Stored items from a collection
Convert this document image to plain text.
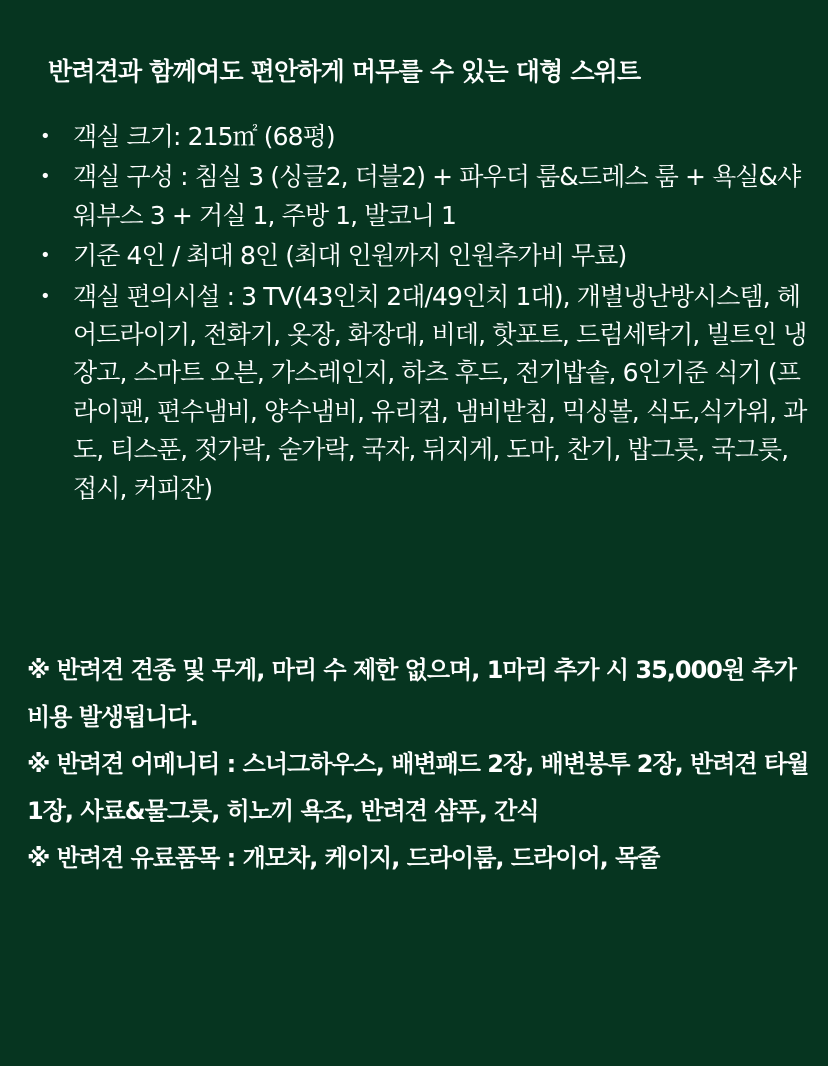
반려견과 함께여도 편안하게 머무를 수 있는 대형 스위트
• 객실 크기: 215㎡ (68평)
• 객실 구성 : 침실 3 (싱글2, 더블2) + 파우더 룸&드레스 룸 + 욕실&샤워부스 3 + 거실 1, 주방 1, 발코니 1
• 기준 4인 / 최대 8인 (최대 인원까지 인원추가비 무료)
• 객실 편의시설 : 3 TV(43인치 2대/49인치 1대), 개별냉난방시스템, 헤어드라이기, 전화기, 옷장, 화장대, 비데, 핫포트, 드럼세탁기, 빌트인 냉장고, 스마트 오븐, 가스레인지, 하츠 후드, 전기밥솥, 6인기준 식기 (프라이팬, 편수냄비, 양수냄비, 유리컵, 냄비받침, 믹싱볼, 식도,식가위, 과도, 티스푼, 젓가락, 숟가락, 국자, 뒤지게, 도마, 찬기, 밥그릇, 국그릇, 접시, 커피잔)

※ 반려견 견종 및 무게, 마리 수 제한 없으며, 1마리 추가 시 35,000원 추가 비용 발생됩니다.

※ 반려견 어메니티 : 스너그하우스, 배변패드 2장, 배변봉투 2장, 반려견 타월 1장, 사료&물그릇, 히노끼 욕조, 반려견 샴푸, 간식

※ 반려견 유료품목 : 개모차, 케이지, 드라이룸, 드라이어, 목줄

• _What is asked_
Make an exact copy of the data, leaving its pictures out.

• _Solution to the problem_
Convert this document image to plain text.
반려견과 함께여도 편안하게 머무를 수 있는 대형 스위트
• 객실 크기: 215㎡ (68평)
• 객실 구성 : 침실 3 (싱글2, 더블2) + 파우더 룸&드레스 룸 + 욕실&샤워부스 3 + 거실 1, 주방 1, 발코니 1
• 기준 4인 / 최대 8인 (최대 인원까지 인원추가비 무료)
• 객실 편의시설 : 3 TV(43인치 2대/49인치 1대), 개별냉난방시스템, 헤어드라이기, 전화기, 옷장, 화장대, 비데, 핫포트, 드럼세탁기, 빌트인 냉장고, 스마트 오븐, 가스레인지, 하츠 후드, 전기밥솥, 6인기준 식기 (프라이팬, 편수냄비, 양수냄비, 유리컵, 냄비받침, 믹싱볼, 식도,식가위, 과도, 티스푼, 젓가락, 숟가락, 국자, 뒤지게, 도마, 찬기, 밥그릇, 국그릇, 접시, 커피잔)

※ 반려견 견종 및 무게, 마리 수 제한 없으며, 1마리 추가 시 35,000원 추가 비용 발생됩니다.

※ 반려견 어메니티 : 스너그하우스, 배변패드 2장, 배변봉투 2장, 반려견 타월 1장, 사료&물그릇, 히노끼 욕조, 반려견 샴푸, 간식

※ 반려견 유료품목 : 개모차, 케이지, 드라이룸, 드라이어, 목줄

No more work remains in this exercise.